-------- Exercise material --------

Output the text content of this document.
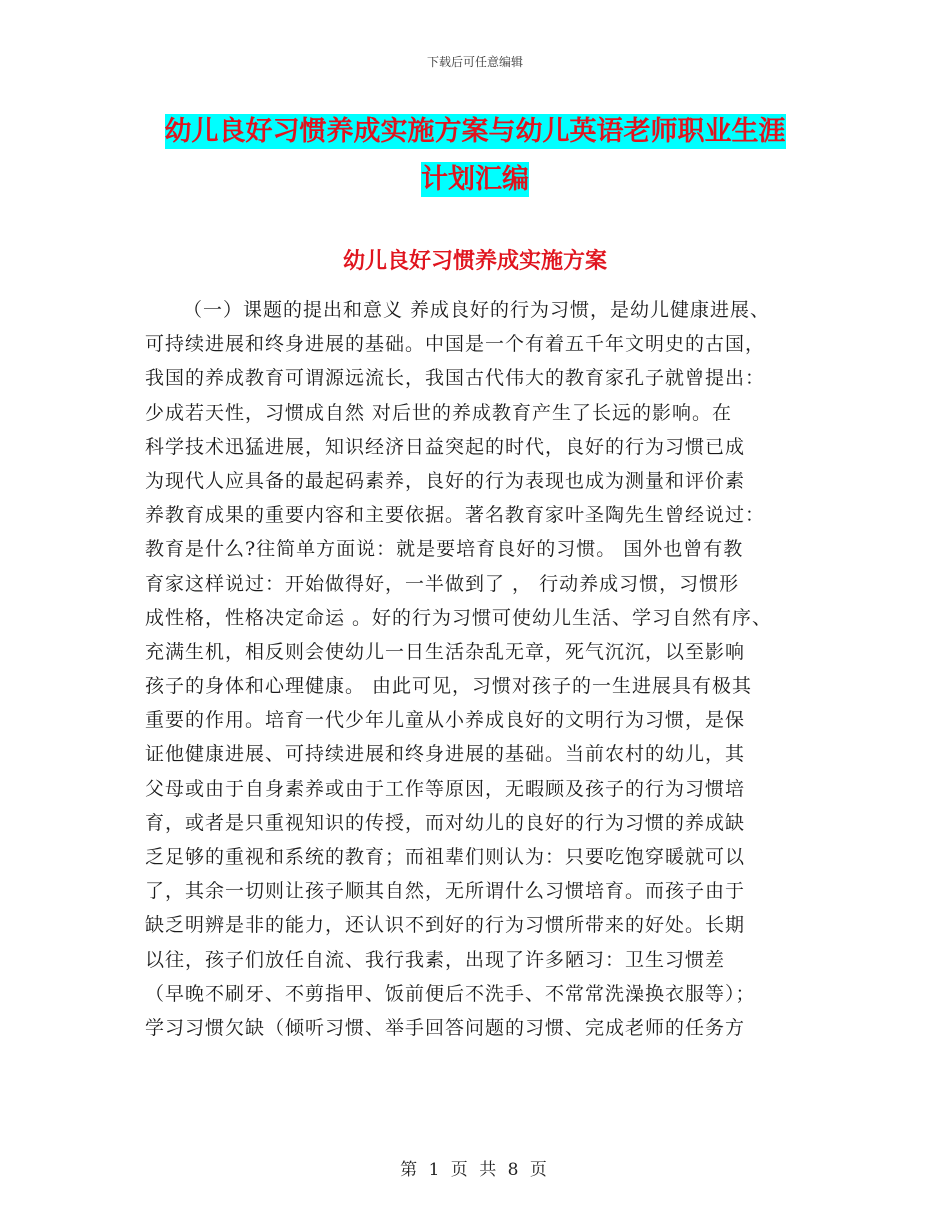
下载后可任意编辑
幼儿良好习惯养成实施方案与幼儿英语老师职业生涯
计划汇编
幼儿良好习惯养成实施方案
（一）课题的提出和意义 养成良好的行为习惯，是幼儿健康进展、
可持续进展和终身进展的基础。中国是一个有着五千年文明史的古国，
我国的养成教育可谓源远流长，我国古代伟大的教育家孔子就曾提出：
少成若天性，习惯成自然 对后世的养成教育产生了长远的影响。在
科学技术迅猛进展，知识经济日益突起的时代，良好的行为习惯已成
为现代人应具备的最起码素养，良好的行为表现也成为测量和评价素
养教育成果的重要内容和主要依据。著名教育家叶圣陶先生曾经说过：
教育是什么?往简单方面说：就是要培育良好的习惯。 国外也曾有教
育家这样说过：开始做得好，一半做到了 ， 行动养成习惯，习惯形
成性格，性格决定命运 。好的行为习惯可使幼儿生活、学习自然有序、
充满生机，相反则会使幼儿一日生活杂乱无章，死气沉沉，以至影响
孩子的身体和心理健康。 由此可见，习惯对孩子的一生进展具有极其
重要的作用。培育一代少年儿童从小养成良好的文明行为习惯，是保
证他健康进展、可持续进展和终身进展的基础。当前农村的幼儿，其
父母或由于自身素养或由于工作等原因，无暇顾及孩子的行为习惯培
育，或者是只重视知识的传授，而对幼儿的良好的行为习惯的养成缺
乏足够的重视和系统的教育；而祖辈们则认为：只要吃饱穿暖就可以
了，其余一切则让孩子顺其自然，无所谓什么习惯培育。而孩子由于
缺乏明辨是非的能力，还认识不到好的行为习惯所带来的好处。长期
以往，孩子们放任自流、我行我素，出现了许多陋习：卫生习惯差
（早晚不刷牙、不剪指甲、饭前便后不洗手、不常常洗澡换衣服等）；
学习习惯欠缺（倾听习惯、举手回答问题的习惯、完成老师的任务方
第 1 页 共 8 页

--------

Request:
List every line in the records above that contains the word "可持续进展和终身进展的基础".

Output of the exercise:
可持续进展和终身进展的基础。中国是一个有着五千年文明史的古国，
证他健康进展、可持续进展和终身进展的基础。当前农村的幼儿，其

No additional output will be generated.